Dataset excerpt
⁂

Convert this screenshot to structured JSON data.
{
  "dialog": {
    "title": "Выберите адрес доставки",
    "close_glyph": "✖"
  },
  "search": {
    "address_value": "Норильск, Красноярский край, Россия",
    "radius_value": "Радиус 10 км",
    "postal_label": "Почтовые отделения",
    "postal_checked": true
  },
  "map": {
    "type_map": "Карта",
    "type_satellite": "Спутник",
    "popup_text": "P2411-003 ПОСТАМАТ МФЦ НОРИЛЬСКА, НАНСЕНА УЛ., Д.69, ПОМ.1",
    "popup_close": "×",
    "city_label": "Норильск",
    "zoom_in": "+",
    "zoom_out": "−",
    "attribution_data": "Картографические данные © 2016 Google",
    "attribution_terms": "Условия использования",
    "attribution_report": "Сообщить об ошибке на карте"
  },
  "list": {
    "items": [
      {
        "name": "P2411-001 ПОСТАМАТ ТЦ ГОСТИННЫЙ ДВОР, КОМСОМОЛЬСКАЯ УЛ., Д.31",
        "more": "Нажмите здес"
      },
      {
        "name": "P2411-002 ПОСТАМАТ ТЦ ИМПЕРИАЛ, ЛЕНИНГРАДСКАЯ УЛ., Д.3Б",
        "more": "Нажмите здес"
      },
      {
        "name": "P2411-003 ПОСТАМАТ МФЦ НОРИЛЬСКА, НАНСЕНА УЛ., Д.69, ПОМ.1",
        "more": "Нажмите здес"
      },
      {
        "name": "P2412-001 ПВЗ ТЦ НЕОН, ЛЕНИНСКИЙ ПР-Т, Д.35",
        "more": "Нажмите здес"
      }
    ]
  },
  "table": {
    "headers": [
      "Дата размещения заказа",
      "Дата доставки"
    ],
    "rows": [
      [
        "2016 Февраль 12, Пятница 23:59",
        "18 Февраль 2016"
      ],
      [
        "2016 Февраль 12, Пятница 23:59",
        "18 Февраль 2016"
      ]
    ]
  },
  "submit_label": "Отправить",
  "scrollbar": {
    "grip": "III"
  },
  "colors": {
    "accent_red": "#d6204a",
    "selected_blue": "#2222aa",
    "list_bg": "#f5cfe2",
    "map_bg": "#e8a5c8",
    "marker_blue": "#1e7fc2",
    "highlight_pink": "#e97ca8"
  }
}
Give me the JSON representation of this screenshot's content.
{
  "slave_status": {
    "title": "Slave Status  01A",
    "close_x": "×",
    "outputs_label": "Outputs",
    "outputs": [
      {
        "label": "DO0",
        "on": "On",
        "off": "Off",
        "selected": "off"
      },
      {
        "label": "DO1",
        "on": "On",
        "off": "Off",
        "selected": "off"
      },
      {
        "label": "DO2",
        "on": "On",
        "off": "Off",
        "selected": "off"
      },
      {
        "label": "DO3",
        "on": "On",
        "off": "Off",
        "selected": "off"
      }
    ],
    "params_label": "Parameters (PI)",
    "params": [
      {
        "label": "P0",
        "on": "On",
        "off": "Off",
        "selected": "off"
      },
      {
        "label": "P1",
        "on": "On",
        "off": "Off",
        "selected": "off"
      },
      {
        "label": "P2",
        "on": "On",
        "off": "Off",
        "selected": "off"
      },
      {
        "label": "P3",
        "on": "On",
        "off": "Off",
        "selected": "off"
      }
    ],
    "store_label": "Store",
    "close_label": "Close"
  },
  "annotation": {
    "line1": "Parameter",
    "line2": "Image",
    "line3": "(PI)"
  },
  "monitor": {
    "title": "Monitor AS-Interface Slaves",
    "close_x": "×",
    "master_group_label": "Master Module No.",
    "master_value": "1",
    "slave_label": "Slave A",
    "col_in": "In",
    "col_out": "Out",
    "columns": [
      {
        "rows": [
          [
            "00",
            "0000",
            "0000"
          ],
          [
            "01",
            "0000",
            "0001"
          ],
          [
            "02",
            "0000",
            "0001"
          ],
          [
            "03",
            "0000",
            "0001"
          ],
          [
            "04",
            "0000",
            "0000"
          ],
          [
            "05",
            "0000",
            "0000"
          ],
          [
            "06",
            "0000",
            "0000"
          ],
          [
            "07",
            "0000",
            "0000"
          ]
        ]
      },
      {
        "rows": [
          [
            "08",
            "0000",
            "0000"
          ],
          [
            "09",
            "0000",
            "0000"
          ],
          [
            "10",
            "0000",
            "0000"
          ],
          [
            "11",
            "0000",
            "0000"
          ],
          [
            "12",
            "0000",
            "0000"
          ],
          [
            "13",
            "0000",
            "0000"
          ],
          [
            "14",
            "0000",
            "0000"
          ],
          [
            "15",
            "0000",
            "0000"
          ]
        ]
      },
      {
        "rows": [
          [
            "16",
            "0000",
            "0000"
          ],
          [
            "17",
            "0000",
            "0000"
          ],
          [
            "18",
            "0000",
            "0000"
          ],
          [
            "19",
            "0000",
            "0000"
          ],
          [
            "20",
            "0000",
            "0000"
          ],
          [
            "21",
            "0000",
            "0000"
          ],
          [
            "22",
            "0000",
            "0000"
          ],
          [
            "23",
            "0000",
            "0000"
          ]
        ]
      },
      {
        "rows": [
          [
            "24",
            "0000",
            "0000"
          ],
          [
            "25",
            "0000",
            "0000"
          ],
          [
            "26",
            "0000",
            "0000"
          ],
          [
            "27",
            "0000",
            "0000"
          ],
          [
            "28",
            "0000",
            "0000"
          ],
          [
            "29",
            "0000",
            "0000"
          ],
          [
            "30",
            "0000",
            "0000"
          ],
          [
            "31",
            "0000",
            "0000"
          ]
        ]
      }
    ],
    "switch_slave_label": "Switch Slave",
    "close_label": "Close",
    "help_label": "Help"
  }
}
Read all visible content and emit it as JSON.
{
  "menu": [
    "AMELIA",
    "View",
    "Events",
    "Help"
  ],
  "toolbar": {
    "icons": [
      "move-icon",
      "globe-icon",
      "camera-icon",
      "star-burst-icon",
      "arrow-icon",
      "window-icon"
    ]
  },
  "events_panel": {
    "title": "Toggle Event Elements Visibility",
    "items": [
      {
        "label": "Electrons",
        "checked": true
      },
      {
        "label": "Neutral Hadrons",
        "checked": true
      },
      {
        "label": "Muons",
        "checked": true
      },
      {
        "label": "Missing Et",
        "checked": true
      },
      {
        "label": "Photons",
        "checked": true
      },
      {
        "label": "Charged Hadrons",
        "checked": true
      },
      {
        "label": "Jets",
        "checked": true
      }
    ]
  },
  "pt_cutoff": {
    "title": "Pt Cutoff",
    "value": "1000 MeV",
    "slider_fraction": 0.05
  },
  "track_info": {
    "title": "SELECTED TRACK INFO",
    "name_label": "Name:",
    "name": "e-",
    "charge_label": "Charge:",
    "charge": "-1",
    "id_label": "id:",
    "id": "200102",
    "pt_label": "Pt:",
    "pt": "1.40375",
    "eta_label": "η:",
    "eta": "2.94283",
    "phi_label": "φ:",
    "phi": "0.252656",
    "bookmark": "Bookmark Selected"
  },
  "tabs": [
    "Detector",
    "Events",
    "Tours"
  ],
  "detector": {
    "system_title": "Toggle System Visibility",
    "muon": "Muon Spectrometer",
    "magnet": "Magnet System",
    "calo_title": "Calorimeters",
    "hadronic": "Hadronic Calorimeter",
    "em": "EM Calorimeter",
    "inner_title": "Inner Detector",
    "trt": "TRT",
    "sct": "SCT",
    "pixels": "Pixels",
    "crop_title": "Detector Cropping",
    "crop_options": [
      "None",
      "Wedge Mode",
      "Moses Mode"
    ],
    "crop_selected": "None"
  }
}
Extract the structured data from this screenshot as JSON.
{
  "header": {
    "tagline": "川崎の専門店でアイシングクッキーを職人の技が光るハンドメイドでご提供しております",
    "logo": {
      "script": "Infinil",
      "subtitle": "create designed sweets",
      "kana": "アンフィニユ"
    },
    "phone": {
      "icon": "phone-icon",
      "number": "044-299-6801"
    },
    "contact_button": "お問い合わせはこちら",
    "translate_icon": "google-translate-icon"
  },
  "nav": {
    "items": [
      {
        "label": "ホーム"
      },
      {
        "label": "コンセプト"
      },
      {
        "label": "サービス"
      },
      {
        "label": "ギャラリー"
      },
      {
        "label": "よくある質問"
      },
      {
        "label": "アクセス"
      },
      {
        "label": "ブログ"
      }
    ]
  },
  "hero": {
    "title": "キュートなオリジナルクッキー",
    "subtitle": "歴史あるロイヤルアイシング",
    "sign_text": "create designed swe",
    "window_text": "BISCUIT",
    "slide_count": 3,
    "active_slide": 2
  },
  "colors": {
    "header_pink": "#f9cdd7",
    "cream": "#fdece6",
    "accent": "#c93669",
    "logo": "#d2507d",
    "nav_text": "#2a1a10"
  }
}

⁂

__Stated goal__
Gather every line from the listing above in which the word "Дата" appears.

__Final result__
      "Дата размещения заказа",
      "Дата доставки"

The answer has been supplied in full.